§ **AIM OF THE TASK**
Output an exact reproduction of the data.

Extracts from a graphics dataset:
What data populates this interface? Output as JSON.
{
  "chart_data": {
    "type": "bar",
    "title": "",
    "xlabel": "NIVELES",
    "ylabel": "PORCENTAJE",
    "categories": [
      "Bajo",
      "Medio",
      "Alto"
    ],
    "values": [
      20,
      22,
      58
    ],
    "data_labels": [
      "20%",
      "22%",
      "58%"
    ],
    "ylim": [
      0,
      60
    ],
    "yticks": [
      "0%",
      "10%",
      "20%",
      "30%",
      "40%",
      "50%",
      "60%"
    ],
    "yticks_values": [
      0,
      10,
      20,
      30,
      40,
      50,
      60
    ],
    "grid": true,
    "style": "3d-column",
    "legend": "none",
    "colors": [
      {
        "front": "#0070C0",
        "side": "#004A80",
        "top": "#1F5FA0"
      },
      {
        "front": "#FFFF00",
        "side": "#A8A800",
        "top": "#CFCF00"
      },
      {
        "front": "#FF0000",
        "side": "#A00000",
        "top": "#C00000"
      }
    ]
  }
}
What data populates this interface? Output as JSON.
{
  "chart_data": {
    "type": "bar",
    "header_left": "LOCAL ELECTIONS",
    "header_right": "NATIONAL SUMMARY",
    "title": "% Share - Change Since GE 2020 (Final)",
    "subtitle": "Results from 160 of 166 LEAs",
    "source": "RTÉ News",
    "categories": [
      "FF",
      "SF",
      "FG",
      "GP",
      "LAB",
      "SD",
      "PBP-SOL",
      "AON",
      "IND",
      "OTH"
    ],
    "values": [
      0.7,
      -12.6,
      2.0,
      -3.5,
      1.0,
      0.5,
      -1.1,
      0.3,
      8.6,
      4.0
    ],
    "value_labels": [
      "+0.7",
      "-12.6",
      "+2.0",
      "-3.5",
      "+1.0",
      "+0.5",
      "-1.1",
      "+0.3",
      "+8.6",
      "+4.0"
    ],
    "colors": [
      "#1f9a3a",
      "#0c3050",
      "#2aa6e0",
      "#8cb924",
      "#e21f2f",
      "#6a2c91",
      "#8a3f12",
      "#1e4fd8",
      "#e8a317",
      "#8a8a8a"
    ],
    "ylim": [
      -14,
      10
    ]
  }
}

§ **RIGHT ANSWER**
What data populates this interface? Output as JSON.
{
  "chart_data": {
    "type": "bar",
    "title": "",
    "xlabel": "NIVELES",
    "ylabel": "PORCENTAJE",
    "categories": [
      "Bajo",
      "Medio",
      "Alto"
    ],
    "values": [
      20,
      22,
      58
    ],
    "data_labels": [
      "20%",
      "22%",
      "58%"
    ],
    "ylim": [
      0,
      60
    ],
    "yticks": [
      "0%",
      "10%",
      "20%",
      "30%",
      "40%",
      "50%",
      "60%"
    ],
    "yticks_values": [
      0,
      10,
      20,
      30,
      40,
      50,
      60
    ],
    "grid": true,
    "style": "3d-column",
    "legend": "none",
    "colors": [
      {
        "front": "#0070C0",
        "side": "#004A80",
        "top": "#1F5FA0"
      },
      {
        "front": "#FFFF00",
        "side": "#A8A800",
        "top": "#CFCF00"
      },
      {
        "front": "#FF0000",
        "side": "#A00000",
        "top": "#C00000"
      }
    ]
  }
}
What data populates this interface? Output as JSON.
{
  "chart_data": {
    "type": "bar",
    "header_left": "LOCAL ELECTIONS",
    "header_right": "NATIONAL SUMMARY",
    "title": "% Share - Change Since GE 2020 (Final)",
    "subtitle": "Results from 160 of 166 LEAs",
    "source": "RTÉ News",
    "categories": [
      "FF",
      "SF",
      "FG",
      "GP",
      "LAB",
      "SD",
      "PBP-SOL",
      "AON",
      "IND",
      "OTH"
    ],
    "values": [
      0.7,
      -12.6,
      2.0,
      -3.5,
      1.0,
      0.5,
      -1.1,
      0.3,
      8.6,
      4.0
    ],
    "value_labels": [
      "+0.7",
      "-12.6",
      "+2.0",
      "-3.5",
      "+1.0",
      "+0.5",
      "-1.1",
      "+0.3",
      "+8.6",
      "+4.0"
    ],
    "colors": [
      "#1f9a3a",
      "#0c3050",
      "#2aa6e0",
      "#8cb924",
      "#e21f2f",
      "#6a2c91",
      "#8a3f12",
      "#1e4fd8",
      "#e8a317",
      "#8a8a8a"
    ],
    "ylim": [
      -14,
      10
    ]
  }
}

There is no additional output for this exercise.